Dataset records
• • • • •
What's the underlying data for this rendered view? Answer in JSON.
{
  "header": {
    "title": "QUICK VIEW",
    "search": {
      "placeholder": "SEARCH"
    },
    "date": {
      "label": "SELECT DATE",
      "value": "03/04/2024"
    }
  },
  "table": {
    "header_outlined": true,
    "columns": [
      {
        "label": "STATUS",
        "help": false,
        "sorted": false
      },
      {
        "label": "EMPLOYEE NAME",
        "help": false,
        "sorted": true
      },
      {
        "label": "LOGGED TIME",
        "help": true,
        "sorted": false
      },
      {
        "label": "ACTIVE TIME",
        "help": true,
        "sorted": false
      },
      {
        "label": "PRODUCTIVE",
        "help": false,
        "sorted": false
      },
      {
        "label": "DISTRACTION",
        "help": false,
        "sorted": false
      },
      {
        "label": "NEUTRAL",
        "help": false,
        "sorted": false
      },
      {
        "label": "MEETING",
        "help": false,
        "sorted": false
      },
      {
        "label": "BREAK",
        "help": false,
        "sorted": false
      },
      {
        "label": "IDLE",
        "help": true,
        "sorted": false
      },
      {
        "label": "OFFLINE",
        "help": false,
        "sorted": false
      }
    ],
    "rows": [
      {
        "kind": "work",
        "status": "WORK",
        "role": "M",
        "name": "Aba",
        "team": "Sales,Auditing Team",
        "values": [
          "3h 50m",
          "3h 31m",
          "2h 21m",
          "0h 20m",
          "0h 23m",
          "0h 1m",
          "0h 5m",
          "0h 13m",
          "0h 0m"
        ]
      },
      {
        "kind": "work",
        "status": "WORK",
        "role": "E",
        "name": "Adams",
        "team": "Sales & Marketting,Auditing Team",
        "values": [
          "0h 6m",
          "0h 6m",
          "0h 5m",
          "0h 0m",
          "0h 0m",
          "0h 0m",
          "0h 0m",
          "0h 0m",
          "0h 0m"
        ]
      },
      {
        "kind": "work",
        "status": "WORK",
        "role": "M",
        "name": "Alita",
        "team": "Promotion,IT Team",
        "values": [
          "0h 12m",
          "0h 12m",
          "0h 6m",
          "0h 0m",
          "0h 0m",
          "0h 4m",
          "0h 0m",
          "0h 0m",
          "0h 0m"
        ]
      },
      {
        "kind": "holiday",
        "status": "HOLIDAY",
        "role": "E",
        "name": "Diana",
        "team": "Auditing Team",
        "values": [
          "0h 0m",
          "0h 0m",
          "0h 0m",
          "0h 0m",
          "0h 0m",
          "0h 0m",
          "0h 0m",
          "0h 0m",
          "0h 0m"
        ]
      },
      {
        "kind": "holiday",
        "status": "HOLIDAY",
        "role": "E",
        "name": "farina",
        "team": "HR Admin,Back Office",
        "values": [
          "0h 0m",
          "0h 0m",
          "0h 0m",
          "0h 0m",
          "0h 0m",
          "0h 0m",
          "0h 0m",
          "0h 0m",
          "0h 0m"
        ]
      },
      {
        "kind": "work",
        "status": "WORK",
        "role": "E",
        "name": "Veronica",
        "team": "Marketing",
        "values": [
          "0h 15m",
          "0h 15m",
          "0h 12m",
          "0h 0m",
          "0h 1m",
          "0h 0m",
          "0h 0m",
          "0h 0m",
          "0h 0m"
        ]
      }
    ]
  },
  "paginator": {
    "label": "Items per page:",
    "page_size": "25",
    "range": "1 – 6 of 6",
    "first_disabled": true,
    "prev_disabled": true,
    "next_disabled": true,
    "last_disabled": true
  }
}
• • • • •
### STATED EXERCISE
Recite the full listing above exactly.

### TASK SOLUTION
What's the underlying data for this rendered view? Answer in JSON.
{
  "header": {
    "title": "QUICK VIEW",
    "search": {
      "placeholder": "SEARCH"
    },
    "date": {
      "label": "SELECT DATE",
      "value": "03/04/2024"
    }
  },
  "table": {
    "header_outlined": true,
    "columns": [
      {
        "label": "STATUS",
        "help": false,
        "sorted": false
      },
      {
        "label": "EMPLOYEE NAME",
        "help": false,
        "sorted": true
      },
      {
        "label": "LOGGED TIME",
        "help": true,
        "sorted": false
      },
      {
        "label": "ACTIVE TIME",
        "help": true,
        "sorted": false
      },
      {
        "label": "PRODUCTIVE",
        "help": false,
        "sorted": false
      },
      {
        "label": "DISTRACTION",
        "help": false,
        "sorted": false
      },
      {
        "label": "NEUTRAL",
        "help": false,
        "sorted": false
      },
      {
        "label": "MEETING",
        "help": false,
        "sorted": false
      },
      {
        "label": "BREAK",
        "help": false,
        "sorted": false
      },
      {
        "label": "IDLE",
        "help": true,
        "sorted": false
      },
      {
        "label": "OFFLINE",
        "help": false,
        "sorted": false
      }
    ],
    "rows": [
      {
        "kind": "work",
        "status": "WORK",
        "role": "M",
        "name": "Aba",
        "team": "Sales,Auditing Team",
        "values": [
          "3h 50m",
          "3h 31m",
          "2h 21m",
          "0h 20m",
          "0h 23m",
          "0h 1m",
          "0h 5m",
          "0h 13m",
          "0h 0m"
        ]
      },
      {
        "kind": "work",
        "status": "WORK",
        "role": "E",
        "name": "Adams",
        "team": "Sales & Marketting,Auditing Team",
        "values": [
          "0h 6m",
          "0h 6m",
          "0h 5m",
          "0h 0m",
          "0h 0m",
          "0h 0m",
          "0h 0m",
          "0h 0m",
          "0h 0m"
        ]
      },
      {
        "kind": "work",
        "status": "WORK",
        "role": "M",
        "name": "Alita",
        "team": "Promotion,IT Team",
        "values": [
          "0h 12m",
          "0h 12m",
          "0h 6m",
          "0h 0m",
          "0h 0m",
          "0h 4m",
          "0h 0m",
          "0h 0m",
          "0h 0m"
        ]
      },
      {
        "kind": "holiday",
        "status": "HOLIDAY",
        "role": "E",
        "name": "Diana",
        "team": "Auditing Team",
        "values": [
          "0h 0m",
          "0h 0m",
          "0h 0m",
          "0h 0m",
          "0h 0m",
          "0h 0m",
          "0h 0m",
          "0h 0m",
          "0h 0m"
        ]
      },
      {
        "kind": "holiday",
        "status": "HOLIDAY",
        "role": "E",
        "name": "farina",
        "team": "HR Admin,Back Office",
        "values": [
          "0h 0m",
          "0h 0m",
          "0h 0m",
          "0h 0m",
          "0h 0m",
          "0h 0m",
          "0h 0m",
          "0h 0m",
          "0h 0m"
        ]
      },
      {
        "kind": "work",
        "status": "WORK",
        "role": "E",
        "name": "Veronica",
        "team": "Marketing",
        "values": [
          "0h 15m",
          "0h 15m",
          "0h 12m",
          "0h 0m",
          "0h 1m",
          "0h 0m",
          "0h 0m",
          "0h 0m",
          "0h 0m"
        ]
      }
    ]
  },
  "paginator": {
    "label": "Items per page:",
    "page_size": "25",
    "range": "1 – 6 of 6",
    "first_disabled": true,
    "prev_disabled": true,
    "next_disabled": true,
    "last_disabled": true
  }
}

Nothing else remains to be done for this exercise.